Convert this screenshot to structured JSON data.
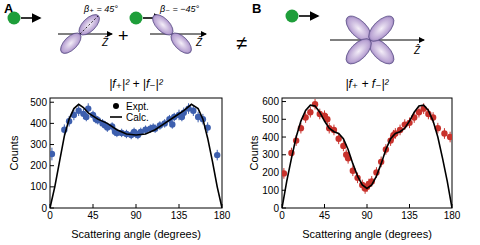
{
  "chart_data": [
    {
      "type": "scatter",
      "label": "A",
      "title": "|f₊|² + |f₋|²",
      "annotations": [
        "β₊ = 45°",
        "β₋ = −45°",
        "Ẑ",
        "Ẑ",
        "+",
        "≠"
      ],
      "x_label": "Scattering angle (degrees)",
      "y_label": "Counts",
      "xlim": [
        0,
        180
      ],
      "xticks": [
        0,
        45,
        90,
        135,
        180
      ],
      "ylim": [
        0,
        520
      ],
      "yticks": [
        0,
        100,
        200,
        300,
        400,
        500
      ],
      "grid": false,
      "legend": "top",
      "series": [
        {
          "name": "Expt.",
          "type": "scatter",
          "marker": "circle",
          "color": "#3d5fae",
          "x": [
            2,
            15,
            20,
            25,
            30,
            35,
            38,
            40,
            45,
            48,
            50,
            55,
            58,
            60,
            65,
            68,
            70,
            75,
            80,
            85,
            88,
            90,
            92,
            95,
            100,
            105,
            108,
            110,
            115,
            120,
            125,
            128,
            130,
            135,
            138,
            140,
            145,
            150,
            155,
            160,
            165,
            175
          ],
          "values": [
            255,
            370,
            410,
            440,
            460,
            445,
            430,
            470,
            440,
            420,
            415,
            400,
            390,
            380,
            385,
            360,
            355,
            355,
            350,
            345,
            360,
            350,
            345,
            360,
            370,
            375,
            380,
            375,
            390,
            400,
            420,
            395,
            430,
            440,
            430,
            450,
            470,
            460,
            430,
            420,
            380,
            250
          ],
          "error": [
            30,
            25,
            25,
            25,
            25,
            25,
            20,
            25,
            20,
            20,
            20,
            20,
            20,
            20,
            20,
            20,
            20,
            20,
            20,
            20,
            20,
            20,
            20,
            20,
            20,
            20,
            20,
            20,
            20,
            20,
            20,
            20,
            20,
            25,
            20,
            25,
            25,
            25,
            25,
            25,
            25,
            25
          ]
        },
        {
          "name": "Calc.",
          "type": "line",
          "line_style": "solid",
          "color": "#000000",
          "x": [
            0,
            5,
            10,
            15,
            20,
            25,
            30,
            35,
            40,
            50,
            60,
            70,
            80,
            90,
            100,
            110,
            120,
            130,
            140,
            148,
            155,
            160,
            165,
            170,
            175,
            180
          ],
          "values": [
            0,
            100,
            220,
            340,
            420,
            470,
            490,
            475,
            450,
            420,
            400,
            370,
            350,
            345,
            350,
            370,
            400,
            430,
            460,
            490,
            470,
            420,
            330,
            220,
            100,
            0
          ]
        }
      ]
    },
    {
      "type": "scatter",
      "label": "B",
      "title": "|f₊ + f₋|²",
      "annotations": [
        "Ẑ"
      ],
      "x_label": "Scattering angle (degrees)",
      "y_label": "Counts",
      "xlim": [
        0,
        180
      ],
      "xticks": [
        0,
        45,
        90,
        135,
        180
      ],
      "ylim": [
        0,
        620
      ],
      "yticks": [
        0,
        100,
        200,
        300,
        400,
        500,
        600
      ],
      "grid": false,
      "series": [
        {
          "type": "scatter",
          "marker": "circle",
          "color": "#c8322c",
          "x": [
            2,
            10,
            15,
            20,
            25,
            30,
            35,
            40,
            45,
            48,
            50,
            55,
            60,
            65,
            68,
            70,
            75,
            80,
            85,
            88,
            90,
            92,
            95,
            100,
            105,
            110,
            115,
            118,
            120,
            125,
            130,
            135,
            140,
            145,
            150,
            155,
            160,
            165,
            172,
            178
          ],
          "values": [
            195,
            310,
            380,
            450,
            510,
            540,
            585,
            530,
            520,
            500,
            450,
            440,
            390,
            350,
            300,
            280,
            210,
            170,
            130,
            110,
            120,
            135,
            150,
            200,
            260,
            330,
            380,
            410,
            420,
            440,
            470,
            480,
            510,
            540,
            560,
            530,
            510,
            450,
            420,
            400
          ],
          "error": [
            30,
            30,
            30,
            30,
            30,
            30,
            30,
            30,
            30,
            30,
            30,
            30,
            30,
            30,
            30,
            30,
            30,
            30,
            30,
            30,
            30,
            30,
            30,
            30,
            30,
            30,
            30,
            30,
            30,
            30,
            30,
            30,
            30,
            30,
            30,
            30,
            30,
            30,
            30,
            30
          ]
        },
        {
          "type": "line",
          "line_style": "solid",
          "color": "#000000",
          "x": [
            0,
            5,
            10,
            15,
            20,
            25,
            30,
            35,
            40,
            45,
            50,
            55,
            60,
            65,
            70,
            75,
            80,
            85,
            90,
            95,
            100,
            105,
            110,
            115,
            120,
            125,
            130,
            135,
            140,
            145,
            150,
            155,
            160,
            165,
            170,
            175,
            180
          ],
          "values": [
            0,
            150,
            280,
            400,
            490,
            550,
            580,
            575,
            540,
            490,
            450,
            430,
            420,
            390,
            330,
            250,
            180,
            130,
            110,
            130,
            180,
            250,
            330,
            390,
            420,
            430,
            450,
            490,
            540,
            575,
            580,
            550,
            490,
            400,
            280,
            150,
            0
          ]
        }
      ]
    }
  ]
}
=======
▸ Task directions
Copy out the records above in full, exactly as written, but not the pictures.

▸ Final result
Convert this screenshot to structured JSON data.
{
  "chart_data": [
    {
      "type": "scatter",
      "label": "A",
      "title": "|f₊|² + |f₋|²",
      "annotations": [
        "β₊ = 45°",
        "β₋ = −45°",
        "Ẑ",
        "Ẑ",
        "+",
        "≠"
      ],
      "x_label": "Scattering angle (degrees)",
      "y_label": "Counts",
      "xlim": [
        0,
        180
      ],
      "xticks": [
        0,
        45,
        90,
        135,
        180
      ],
      "ylim": [
        0,
        520
      ],
      "yticks": [
        0,
        100,
        200,
        300,
        400,
        500
      ],
      "grid": false,
      "legend": "top",
      "series": [
        {
          "name": "Expt.",
          "type": "scatter",
          "marker": "circle",
          "color": "#3d5fae",
          "x": [
            2,
            15,
            20,
            25,
            30,
            35,
            38,
            40,
            45,
            48,
            50,
            55,
            58,
            60,
            65,
            68,
            70,
            75,
            80,
            85,
            88,
            90,
            92,
            95,
            100,
            105,
            108,
            110,
            115,
            120,
            125,
            128,
            130,
            135,
            138,
            140,
            145,
            150,
            155,
            160,
            165,
            175
          ],
          "values": [
            255,
            370,
            410,
            440,
            460,
            445,
            430,
            470,
            440,
            420,
            415,
            400,
            390,
            380,
            385,
            360,
            355,
            355,
            350,
            345,
            360,
            350,
            345,
            360,
            370,
            375,
            380,
            375,
            390,
            400,
            420,
            395,
            430,
            440,
            430,
            450,
            470,
            460,
            430,
            420,
            380,
            250
          ],
          "error": [
            30,
            25,
            25,
            25,
            25,
            25,
            20,
            25,
            20,
            20,
            20,
            20,
            20,
            20,
            20,
            20,
            20,
            20,
            20,
            20,
            20,
            20,
            20,
            20,
            20,
            20,
            20,
            20,
            20,
            20,
            20,
            20,
            20,
            25,
            20,
            25,
            25,
            25,
            25,
            25,
            25,
            25
          ]
        },
        {
          "name": "Calc.",
          "type": "line",
          "line_style": "solid",
          "color": "#000000",
          "x": [
            0,
            5,
            10,
            15,
            20,
            25,
            30,
            35,
            40,
            50,
            60,
            70,
            80,
            90,
            100,
            110,
            120,
            130,
            140,
            148,
            155,
            160,
            165,
            170,
            175,
            180
          ],
          "values": [
            0,
            100,
            220,
            340,
            420,
            470,
            490,
            475,
            450,
            420,
            400,
            370,
            350,
            345,
            350,
            370,
            400,
            430,
            460,
            490,
            470,
            420,
            330,
            220,
            100,
            0
          ]
        }
      ]
    },
    {
      "type": "scatter",
      "label": "B",
      "title": "|f₊ + f₋|²",
      "annotations": [
        "Ẑ"
      ],
      "x_label": "Scattering angle (degrees)",
      "y_label": "Counts",
      "xlim": [
        0,
        180
      ],
      "xticks": [
        0,
        45,
        90,
        135,
        180
      ],
      "ylim": [
        0,
        620
      ],
      "yticks": [
        0,
        100,
        200,
        300,
        400,
        500,
        600
      ],
      "grid": false,
      "series": [
        {
          "type": "scatter",
          "marker": "circle",
          "color": "#c8322c",
          "x": [
            2,
            10,
            15,
            20,
            25,
            30,
            35,
            40,
            45,
            48,
            50,
            55,
            60,
            65,
            68,
            70,
            75,
            80,
            85,
            88,
            90,
            92,
            95,
            100,
            105,
            110,
            115,
            118,
            120,
            125,
            130,
            135,
            140,
            145,
            150,
            155,
            160,
            165,
            172,
            178
          ],
          "values": [
            195,
            310,
            380,
            450,
            510,
            540,
            585,
            530,
            520,
            500,
            450,
            440,
            390,
            350,
            300,
            280,
            210,
            170,
            130,
            110,
            120,
            135,
            150,
            200,
            260,
            330,
            380,
            410,
            420,
            440,
            470,
            480,
            510,
            540,
            560,
            530,
            510,
            450,
            420,
            400
          ],
          "error": [
            30,
            30,
            30,
            30,
            30,
            30,
            30,
            30,
            30,
            30,
            30,
            30,
            30,
            30,
            30,
            30,
            30,
            30,
            30,
            30,
            30,
            30,
            30,
            30,
            30,
            30,
            30,
            30,
            30,
            30,
            30,
            30,
            30,
            30,
            30,
            30,
            30,
            30,
            30,
            30
          ]
        },
        {
          "type": "line",
          "line_style": "solid",
          "color": "#000000",
          "x": [
            0,
            5,
            10,
            15,
            20,
            25,
            30,
            35,
            40,
            45,
            50,
            55,
            60,
            65,
            70,
            75,
            80,
            85,
            90,
            95,
            100,
            105,
            110,
            115,
            120,
            125,
            130,
            135,
            140,
            145,
            150,
            155,
            160,
            165,
            170,
            175,
            180
          ],
          "values": [
            0,
            150,
            280,
            400,
            490,
            550,
            580,
            575,
            540,
            490,
            450,
            430,
            420,
            390,
            330,
            250,
            180,
            130,
            110,
            130,
            180,
            250,
            330,
            390,
            420,
            430,
            450,
            490,
            540,
            575,
            580,
            550,
            490,
            400,
            280,
            150,
            0
          ]
        }
      ]
    }
  ]
}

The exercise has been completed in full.